RECORDS SHOWN
▬▬▬▬▬▬

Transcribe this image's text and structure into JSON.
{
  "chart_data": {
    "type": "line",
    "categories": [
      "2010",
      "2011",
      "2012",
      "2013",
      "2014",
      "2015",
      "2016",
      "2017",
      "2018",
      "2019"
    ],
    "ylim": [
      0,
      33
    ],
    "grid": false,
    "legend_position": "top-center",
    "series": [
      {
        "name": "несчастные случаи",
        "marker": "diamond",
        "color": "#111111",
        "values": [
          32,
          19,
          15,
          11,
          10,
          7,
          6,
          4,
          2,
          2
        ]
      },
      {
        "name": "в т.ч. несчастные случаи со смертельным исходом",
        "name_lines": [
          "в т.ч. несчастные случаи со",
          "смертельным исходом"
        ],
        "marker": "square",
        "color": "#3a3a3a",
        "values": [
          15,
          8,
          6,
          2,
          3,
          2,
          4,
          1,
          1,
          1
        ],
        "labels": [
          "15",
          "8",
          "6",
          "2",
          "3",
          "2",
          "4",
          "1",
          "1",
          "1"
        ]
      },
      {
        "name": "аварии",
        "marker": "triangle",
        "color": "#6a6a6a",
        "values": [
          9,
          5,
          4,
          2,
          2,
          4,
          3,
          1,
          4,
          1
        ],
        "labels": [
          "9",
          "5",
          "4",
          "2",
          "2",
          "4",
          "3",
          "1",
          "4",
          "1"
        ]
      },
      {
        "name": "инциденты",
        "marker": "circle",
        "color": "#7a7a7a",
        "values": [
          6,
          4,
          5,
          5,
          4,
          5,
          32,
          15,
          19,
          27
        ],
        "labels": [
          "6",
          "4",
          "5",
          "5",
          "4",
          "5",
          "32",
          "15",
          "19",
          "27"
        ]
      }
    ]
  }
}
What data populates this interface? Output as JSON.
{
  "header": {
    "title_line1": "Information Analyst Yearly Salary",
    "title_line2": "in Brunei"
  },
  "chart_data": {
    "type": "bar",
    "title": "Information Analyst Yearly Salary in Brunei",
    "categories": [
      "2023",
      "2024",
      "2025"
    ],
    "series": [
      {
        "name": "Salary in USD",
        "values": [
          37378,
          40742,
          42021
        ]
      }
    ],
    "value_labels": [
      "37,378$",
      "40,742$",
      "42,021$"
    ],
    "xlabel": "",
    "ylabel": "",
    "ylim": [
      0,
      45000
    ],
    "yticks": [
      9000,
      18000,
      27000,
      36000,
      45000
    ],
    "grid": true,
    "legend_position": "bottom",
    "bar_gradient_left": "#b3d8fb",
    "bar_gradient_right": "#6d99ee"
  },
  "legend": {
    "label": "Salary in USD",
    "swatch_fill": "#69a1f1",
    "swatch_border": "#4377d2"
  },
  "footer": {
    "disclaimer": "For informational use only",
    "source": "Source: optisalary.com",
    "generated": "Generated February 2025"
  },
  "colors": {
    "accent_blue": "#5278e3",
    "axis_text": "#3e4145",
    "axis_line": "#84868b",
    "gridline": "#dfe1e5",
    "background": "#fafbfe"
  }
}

▬▬▬▬▬▬

Output all of the data again. Match it exactly.

RESULT FOR THIS TASK
Transcribe this image's text and structure into JSON.
{
  "chart_data": {
    "type": "line",
    "categories": [
      "2010",
      "2011",
      "2012",
      "2013",
      "2014",
      "2015",
      "2016",
      "2017",
      "2018",
      "2019"
    ],
    "ylim": [
      0,
      33
    ],
    "grid": false,
    "legend_position": "top-center",
    "series": [
      {
        "name": "несчастные случаи",
        "marker": "diamond",
        "color": "#111111",
        "values": [
          32,
          19,
          15,
          11,
          10,
          7,
          6,
          4,
          2,
          2
        ]
      },
      {
        "name": "в т.ч. несчастные случаи со смертельным исходом",
        "name_lines": [
          "в т.ч. несчастные случаи со",
          "смертельным исходом"
        ],
        "marker": "square",
        "color": "#3a3a3a",
        "values": [
          15,
          8,
          6,
          2,
          3,
          2,
          4,
          1,
          1,
          1
        ],
        "labels": [
          "15",
          "8",
          "6",
          "2",
          "3",
          "2",
          "4",
          "1",
          "1",
          "1"
        ]
      },
      {
        "name": "аварии",
        "marker": "triangle",
        "color": "#6a6a6a",
        "values": [
          9,
          5,
          4,
          2,
          2,
          4,
          3,
          1,
          4,
          1
        ],
        "labels": [
          "9",
          "5",
          "4",
          "2",
          "2",
          "4",
          "3",
          "1",
          "4",
          "1"
        ]
      },
      {
        "name": "инциденты",
        "marker": "circle",
        "color": "#7a7a7a",
        "values": [
          6,
          4,
          5,
          5,
          4,
          5,
          32,
          15,
          19,
          27
        ],
        "labels": [
          "6",
          "4",
          "5",
          "5",
          "4",
          "5",
          "32",
          "15",
          "19",
          "27"
        ]
      }
    ]
  }
}
What data populates this interface? Output as JSON.
{
  "header": {
    "title_line1": "Information Analyst Yearly Salary",
    "title_line2": "in Brunei"
  },
  "chart_data": {
    "type": "bar",
    "title": "Information Analyst Yearly Salary in Brunei",
    "categories": [
      "2023",
      "2024",
      "2025"
    ],
    "series": [
      {
        "name": "Salary in USD",
        "values": [
          37378,
          40742,
          42021
        ]
      }
    ],
    "value_labels": [
      "37,378$",
      "40,742$",
      "42,021$"
    ],
    "xlabel": "",
    "ylabel": "",
    "ylim": [
      0,
      45000
    ],
    "yticks": [
      9000,
      18000,
      27000,
      36000,
      45000
    ],
    "grid": true,
    "legend_position": "bottom",
    "bar_gradient_left": "#b3d8fb",
    "bar_gradient_right": "#6d99ee"
  },
  "legend": {
    "label": "Salary in USD",
    "swatch_fill": "#69a1f1",
    "swatch_border": "#4377d2"
  },
  "footer": {
    "disclaimer": "For informational use only",
    "source": "Source: optisalary.com",
    "generated": "Generated February 2025"
  },
  "colors": {
    "accent_blue": "#5278e3",
    "axis_text": "#3e4145",
    "axis_line": "#84868b",
    "gridline": "#dfe1e5",
    "background": "#fafbfe"
  }
}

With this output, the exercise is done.